_AIM OF THE EXERCISE_: All lines below must be repeated exactly, with the pictures omitted.

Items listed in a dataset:
━━━
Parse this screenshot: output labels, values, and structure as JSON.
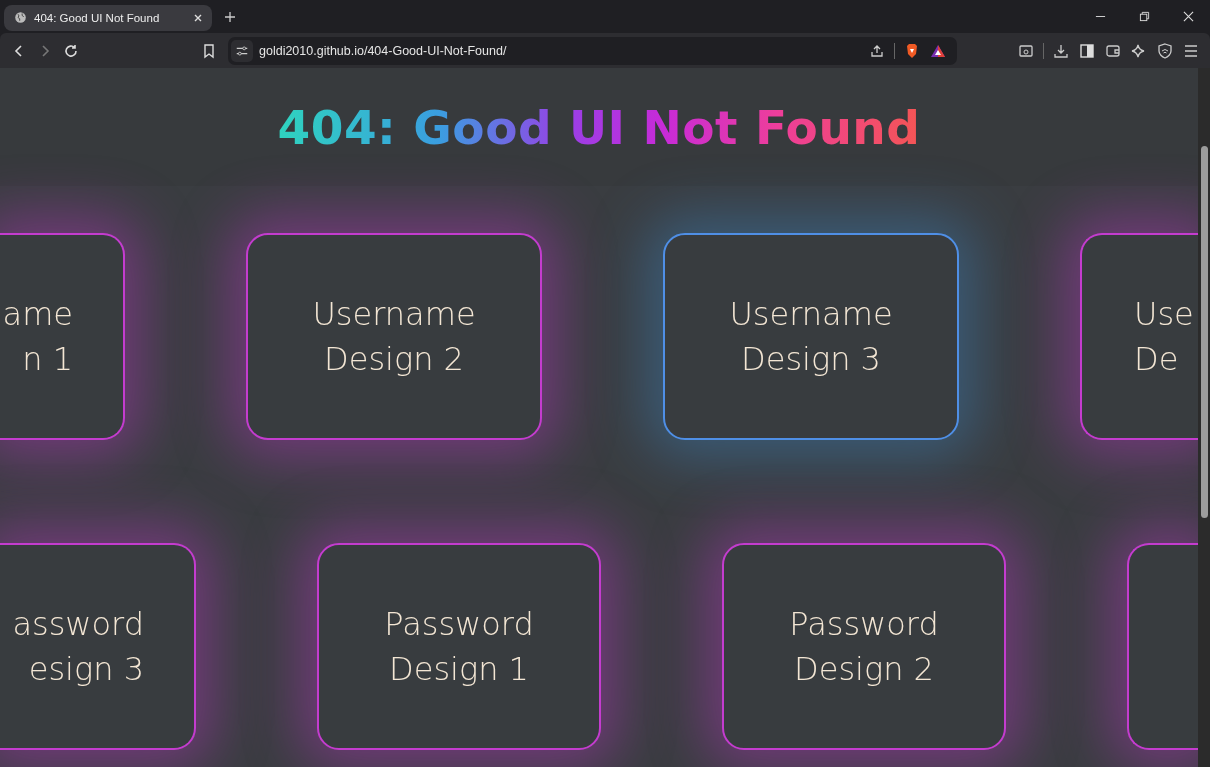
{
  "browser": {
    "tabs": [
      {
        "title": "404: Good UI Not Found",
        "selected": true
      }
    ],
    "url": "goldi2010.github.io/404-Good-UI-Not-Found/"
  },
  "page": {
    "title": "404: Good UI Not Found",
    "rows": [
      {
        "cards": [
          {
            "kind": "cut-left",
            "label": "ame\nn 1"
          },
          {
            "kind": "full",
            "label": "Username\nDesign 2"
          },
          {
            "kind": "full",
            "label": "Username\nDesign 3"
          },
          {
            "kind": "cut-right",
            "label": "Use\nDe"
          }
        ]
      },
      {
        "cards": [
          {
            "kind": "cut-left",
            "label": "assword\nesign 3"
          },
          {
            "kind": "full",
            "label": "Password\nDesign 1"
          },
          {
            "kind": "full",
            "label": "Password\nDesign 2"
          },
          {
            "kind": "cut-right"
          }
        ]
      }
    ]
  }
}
━━━
_RESPONSE_:
Parse this screenshot: output labels, values, and structure as JSON.
{
  "browser": {
    "tabs": [
      {
        "title": "404: Good UI Not Found",
        "selected": true
      }
    ],
    "url": "goldi2010.github.io/404-Good-UI-Not-Found/"
  },
  "page": {
    "title": "404: Good UI Not Found",
    "rows": [
      {
        "cards": [
          {
            "kind": "cut-left",
            "label": "ame\nn 1"
          },
          {
            "kind": "full",
            "label": "Username\nDesign 2"
          },
          {
            "kind": "full",
            "label": "Username\nDesign 3"
          },
          {
            "kind": "cut-right",
            "label": "Use\nDe"
          }
        ]
      },
      {
        "cards": [
          {
            "kind": "cut-left",
            "label": "assword\nesign 3"
          },
          {
            "kind": "full",
            "label": "Password\nDesign 1"
          },
          {
            "kind": "full",
            "label": "Password\nDesign 2"
          },
          {
            "kind": "cut-right"
          }
        ]
      }
    ]
  }
}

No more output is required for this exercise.